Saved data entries
################

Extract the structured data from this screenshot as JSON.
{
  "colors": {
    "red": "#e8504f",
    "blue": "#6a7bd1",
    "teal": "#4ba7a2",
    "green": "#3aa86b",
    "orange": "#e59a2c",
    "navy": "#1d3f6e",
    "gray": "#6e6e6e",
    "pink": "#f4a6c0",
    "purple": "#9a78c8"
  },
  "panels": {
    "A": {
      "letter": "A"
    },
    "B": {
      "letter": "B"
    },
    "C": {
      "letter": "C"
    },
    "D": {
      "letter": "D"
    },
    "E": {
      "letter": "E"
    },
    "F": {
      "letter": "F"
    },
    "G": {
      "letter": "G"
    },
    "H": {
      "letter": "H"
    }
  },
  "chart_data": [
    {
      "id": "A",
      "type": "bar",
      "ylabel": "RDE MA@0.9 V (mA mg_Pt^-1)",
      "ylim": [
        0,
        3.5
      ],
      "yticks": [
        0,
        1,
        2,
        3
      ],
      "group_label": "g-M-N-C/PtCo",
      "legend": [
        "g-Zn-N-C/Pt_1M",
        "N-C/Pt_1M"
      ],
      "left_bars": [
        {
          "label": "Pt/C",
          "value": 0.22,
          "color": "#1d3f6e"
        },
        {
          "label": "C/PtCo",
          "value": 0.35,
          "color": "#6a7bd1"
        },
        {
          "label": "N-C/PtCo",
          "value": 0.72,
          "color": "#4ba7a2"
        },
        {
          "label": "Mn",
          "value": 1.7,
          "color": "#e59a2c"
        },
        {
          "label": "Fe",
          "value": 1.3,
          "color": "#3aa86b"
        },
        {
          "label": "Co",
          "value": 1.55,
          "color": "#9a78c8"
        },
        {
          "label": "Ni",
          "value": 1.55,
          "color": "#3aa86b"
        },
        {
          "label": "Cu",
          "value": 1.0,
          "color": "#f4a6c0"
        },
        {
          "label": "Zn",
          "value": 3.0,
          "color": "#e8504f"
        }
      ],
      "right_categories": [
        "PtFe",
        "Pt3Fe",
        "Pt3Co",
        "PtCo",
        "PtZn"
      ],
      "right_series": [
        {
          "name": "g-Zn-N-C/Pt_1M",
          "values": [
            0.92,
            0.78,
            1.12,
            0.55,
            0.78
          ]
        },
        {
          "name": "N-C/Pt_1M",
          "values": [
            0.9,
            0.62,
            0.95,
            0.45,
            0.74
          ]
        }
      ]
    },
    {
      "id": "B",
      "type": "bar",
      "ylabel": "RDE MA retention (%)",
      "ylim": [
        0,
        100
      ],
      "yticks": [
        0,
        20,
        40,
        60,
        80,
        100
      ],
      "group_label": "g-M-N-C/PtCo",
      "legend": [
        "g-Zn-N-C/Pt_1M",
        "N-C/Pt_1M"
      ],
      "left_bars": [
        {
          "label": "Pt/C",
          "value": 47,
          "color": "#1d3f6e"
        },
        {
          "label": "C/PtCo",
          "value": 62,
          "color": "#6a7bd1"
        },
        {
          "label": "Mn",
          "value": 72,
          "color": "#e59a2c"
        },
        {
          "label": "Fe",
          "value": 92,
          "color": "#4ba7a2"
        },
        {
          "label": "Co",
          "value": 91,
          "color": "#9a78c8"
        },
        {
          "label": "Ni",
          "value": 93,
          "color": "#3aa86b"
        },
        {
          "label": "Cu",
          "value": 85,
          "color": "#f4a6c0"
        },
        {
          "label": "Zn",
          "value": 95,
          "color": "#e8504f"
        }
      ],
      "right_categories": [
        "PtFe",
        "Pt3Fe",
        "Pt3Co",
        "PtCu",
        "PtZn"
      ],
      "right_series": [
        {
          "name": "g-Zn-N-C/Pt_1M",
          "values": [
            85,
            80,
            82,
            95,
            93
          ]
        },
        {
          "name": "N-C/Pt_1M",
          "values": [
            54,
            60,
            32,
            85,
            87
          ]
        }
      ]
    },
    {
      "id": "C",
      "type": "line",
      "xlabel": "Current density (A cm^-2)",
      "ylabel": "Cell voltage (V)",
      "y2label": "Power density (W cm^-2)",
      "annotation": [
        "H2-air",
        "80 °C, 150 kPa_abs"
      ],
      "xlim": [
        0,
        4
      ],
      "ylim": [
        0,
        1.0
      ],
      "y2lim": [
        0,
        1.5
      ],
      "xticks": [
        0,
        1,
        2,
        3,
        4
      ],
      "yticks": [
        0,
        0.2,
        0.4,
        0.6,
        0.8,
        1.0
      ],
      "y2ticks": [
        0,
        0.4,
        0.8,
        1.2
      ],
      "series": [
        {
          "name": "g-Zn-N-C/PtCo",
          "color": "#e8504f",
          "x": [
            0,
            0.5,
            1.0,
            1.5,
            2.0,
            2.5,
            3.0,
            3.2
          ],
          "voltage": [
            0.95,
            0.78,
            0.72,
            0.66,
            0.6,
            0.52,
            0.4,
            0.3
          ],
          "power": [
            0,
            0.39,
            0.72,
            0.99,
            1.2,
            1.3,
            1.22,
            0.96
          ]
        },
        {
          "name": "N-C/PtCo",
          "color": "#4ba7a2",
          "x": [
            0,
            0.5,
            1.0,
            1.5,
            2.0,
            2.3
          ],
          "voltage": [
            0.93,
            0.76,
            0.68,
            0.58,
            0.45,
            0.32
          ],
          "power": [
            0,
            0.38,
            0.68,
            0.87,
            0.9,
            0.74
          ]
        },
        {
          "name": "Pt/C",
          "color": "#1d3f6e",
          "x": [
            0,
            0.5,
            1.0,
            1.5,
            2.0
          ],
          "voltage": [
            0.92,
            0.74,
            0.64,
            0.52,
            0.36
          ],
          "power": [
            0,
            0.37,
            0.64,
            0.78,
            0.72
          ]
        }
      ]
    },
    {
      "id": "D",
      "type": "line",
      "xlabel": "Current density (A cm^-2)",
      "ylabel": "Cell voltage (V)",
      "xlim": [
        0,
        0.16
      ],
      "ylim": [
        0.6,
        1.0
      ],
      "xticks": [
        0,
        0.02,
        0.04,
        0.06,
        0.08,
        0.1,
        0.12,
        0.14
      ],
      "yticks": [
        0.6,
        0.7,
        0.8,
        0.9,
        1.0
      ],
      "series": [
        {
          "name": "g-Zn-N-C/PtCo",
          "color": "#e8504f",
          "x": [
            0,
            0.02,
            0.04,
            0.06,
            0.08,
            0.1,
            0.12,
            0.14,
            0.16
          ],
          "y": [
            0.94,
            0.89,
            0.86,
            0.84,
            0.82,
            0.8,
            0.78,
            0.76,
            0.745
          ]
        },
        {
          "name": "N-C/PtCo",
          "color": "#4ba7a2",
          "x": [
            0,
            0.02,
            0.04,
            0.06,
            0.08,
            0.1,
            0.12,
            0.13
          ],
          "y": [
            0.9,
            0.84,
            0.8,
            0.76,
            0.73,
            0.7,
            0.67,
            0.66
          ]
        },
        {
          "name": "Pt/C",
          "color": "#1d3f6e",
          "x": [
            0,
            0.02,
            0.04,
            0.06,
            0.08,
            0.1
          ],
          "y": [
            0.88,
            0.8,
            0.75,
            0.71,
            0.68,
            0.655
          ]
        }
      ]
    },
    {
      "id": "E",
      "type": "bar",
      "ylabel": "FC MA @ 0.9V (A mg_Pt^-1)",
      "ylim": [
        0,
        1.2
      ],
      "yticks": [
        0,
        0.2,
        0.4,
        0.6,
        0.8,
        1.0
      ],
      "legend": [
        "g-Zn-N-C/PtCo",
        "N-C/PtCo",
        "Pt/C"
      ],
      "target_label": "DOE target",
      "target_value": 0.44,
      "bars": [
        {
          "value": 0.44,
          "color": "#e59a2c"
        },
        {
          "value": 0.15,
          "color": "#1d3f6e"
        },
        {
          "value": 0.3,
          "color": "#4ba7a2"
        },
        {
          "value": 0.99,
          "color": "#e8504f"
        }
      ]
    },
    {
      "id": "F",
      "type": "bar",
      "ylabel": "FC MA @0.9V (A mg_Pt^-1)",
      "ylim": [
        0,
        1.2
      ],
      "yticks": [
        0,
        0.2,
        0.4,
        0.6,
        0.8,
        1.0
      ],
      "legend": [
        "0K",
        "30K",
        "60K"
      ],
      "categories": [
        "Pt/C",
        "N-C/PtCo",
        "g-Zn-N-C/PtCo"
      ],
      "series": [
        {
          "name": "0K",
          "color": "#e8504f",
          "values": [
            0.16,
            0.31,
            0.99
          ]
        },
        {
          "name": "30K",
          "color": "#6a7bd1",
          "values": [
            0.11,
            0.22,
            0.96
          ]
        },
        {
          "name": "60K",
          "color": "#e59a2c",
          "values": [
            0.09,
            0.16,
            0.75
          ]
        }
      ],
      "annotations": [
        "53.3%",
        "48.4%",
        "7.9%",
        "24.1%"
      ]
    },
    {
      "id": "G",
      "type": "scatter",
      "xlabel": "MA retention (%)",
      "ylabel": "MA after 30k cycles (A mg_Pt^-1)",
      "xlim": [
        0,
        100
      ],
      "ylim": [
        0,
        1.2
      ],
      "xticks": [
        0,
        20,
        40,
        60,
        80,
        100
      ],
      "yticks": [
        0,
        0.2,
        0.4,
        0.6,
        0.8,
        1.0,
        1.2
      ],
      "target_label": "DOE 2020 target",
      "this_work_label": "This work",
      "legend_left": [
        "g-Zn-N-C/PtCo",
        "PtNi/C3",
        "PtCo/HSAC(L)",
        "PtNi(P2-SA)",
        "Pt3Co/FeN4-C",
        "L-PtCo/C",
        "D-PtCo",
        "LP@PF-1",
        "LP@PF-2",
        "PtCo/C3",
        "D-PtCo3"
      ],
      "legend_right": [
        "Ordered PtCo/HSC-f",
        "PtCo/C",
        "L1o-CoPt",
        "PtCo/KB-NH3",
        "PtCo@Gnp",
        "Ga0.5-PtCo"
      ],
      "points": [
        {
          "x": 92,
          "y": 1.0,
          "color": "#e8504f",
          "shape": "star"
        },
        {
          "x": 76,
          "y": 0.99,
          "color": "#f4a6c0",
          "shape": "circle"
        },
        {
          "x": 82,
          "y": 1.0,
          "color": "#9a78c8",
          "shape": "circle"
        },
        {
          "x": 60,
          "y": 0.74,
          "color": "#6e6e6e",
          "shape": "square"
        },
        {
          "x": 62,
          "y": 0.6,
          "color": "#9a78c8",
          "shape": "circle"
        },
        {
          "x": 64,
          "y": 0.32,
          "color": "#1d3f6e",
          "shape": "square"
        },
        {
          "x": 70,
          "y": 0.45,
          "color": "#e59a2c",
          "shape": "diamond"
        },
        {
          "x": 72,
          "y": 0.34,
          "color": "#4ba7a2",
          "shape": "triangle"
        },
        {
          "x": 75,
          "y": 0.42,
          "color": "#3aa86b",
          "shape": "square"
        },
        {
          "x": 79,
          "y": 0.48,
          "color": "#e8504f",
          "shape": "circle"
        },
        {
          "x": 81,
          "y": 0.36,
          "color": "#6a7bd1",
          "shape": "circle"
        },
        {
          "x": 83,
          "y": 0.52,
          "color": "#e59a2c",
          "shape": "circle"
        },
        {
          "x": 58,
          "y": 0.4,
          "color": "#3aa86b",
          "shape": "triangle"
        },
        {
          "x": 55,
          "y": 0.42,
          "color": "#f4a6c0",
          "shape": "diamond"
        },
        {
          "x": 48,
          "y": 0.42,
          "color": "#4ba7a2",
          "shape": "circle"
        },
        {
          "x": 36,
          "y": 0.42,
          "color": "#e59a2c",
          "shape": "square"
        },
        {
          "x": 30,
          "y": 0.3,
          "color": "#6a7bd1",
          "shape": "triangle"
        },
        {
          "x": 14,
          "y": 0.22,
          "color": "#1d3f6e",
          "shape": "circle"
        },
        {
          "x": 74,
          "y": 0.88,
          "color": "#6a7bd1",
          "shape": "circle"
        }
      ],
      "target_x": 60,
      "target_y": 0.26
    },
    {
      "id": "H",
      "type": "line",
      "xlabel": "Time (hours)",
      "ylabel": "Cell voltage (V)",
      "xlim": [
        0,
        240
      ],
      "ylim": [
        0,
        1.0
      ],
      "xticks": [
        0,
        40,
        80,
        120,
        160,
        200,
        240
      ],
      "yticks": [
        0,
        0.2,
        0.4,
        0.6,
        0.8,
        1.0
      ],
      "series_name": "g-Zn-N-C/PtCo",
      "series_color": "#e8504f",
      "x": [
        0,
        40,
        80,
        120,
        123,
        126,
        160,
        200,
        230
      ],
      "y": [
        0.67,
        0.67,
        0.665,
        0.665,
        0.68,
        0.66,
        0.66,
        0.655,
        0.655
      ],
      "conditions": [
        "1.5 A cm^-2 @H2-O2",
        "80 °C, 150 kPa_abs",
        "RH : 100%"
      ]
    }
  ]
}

################

Gather up every line in the data above that contains the word "ylabel", copying each one.

__Exercise solution__:
      "ylabel": "RDE MA@0.9 V (mA mg_Pt^-1)",
      "ylabel": "RDE MA retention (%)",
      "ylabel": "Cell voltage (V)",
      "ylabel": "Cell voltage (V)",
      "ylabel": "FC MA @ 0.9V (A mg_Pt^-1)",
      "ylabel": "FC MA @0.9V (A mg_Pt^-1)",
      "ylabel": "MA after 30k cycles (A mg_Pt^-1)",
      "ylabel": "Cell voltage (V)",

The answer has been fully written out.